> _WHAT YOU HAVE TO DO_: Work out how many lines in the entries contain the string "lista", and give nothing but that number.

"""

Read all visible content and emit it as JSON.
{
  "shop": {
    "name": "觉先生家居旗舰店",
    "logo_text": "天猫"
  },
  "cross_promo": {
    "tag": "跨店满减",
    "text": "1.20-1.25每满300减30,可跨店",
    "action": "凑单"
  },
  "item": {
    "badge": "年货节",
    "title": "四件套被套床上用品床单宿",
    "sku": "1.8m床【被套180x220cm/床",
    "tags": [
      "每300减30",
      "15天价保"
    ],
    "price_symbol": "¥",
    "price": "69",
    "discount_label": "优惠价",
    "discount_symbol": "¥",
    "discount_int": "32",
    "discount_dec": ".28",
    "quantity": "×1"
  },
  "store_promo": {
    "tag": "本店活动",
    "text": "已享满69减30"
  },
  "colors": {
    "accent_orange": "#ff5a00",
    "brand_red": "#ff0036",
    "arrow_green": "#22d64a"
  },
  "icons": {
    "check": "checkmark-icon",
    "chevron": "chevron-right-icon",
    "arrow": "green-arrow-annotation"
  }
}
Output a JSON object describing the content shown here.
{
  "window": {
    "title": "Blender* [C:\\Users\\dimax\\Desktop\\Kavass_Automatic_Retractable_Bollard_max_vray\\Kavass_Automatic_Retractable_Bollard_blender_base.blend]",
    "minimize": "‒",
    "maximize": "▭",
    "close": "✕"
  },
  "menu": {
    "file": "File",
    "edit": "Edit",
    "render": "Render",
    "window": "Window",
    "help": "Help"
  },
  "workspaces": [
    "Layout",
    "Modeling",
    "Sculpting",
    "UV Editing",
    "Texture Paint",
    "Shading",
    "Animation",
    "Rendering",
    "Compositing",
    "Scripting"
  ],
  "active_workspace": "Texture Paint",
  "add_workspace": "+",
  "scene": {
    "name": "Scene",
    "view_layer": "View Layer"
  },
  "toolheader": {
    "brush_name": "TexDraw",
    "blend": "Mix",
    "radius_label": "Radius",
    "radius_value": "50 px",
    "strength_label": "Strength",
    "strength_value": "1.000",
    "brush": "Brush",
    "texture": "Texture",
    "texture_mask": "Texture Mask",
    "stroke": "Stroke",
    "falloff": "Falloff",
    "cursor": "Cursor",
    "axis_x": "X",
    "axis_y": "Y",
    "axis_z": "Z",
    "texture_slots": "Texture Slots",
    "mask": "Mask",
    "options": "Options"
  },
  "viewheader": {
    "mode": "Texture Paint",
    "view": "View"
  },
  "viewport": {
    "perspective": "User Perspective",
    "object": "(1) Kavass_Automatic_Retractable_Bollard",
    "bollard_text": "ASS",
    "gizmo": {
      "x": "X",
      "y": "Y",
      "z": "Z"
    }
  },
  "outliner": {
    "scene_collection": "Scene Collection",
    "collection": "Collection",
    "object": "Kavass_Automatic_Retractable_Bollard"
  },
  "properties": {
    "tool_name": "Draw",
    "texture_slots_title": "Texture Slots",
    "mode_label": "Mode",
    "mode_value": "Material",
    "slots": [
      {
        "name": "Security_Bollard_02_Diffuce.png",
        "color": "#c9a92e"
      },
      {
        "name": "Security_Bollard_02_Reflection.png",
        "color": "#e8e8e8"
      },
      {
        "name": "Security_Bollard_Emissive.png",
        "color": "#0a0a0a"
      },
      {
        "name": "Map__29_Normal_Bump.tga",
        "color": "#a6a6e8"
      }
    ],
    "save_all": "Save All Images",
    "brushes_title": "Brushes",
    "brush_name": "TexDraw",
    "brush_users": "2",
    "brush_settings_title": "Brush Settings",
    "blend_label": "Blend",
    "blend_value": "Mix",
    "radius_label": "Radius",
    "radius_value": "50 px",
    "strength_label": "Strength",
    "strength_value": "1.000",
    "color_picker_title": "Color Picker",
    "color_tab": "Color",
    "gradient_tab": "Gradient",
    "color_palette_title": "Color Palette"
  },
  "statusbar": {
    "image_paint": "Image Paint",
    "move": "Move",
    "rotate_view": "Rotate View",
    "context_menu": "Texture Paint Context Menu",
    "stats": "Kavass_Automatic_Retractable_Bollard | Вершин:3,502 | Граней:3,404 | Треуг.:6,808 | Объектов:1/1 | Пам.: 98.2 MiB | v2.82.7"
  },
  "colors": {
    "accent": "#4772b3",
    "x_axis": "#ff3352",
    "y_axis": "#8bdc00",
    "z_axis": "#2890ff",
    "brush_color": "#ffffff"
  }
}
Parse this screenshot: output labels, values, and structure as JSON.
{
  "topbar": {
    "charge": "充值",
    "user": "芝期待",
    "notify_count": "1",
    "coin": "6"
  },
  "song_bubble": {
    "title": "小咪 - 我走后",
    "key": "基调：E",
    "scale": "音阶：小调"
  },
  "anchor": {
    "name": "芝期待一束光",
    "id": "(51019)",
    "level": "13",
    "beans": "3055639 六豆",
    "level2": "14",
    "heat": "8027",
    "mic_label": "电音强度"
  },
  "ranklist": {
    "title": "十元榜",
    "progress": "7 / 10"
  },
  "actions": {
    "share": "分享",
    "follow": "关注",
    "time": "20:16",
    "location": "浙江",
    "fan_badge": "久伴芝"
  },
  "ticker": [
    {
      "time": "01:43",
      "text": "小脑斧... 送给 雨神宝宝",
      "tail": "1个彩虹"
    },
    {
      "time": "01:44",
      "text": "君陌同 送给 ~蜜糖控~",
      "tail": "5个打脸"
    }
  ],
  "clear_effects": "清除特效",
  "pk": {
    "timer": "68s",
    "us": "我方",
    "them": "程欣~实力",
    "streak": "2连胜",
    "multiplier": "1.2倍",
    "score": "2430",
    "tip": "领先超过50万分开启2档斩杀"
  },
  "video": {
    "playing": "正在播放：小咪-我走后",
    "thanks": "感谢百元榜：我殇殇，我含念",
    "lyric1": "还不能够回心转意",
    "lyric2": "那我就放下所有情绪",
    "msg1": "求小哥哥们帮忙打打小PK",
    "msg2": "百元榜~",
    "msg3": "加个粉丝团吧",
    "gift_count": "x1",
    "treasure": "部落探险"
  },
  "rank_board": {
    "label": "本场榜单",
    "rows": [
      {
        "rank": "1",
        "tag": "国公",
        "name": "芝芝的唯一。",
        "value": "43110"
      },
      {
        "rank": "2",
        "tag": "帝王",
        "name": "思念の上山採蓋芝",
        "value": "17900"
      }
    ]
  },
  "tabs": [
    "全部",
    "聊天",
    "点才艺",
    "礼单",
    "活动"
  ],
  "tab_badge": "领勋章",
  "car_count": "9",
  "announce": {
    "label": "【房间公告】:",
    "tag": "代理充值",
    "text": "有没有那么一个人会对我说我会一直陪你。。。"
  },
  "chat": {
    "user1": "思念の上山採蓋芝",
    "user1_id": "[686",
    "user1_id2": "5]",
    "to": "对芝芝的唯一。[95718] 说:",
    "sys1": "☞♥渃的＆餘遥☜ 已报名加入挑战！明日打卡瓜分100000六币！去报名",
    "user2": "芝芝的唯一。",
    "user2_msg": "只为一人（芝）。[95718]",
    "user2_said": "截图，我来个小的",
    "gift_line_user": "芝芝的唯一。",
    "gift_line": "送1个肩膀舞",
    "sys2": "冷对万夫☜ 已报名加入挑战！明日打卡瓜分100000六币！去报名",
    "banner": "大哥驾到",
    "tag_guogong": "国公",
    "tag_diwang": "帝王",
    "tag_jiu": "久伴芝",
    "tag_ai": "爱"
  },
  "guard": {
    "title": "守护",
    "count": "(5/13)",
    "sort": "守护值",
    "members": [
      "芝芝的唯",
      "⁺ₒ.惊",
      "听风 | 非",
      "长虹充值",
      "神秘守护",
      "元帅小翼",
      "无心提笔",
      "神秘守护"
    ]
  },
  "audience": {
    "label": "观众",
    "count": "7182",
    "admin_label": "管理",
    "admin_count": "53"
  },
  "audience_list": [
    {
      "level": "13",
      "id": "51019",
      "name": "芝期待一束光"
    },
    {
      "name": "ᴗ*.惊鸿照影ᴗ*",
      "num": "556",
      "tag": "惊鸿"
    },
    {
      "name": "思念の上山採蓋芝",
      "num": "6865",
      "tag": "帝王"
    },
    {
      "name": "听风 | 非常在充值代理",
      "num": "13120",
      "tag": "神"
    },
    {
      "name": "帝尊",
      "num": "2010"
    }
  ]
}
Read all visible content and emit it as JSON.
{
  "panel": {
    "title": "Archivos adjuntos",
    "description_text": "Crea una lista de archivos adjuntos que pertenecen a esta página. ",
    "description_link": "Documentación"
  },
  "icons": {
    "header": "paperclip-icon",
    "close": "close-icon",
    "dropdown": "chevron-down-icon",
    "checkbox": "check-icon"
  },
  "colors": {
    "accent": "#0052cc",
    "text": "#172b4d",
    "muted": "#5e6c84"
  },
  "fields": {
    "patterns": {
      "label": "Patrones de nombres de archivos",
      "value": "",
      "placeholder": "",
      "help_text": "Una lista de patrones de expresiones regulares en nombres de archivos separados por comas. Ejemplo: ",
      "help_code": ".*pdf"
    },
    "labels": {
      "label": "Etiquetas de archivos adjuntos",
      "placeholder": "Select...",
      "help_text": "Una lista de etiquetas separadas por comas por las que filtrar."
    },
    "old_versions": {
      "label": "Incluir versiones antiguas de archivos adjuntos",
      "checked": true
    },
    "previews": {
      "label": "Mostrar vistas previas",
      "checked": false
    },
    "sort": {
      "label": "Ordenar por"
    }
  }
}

"""

> _RESULT_: 3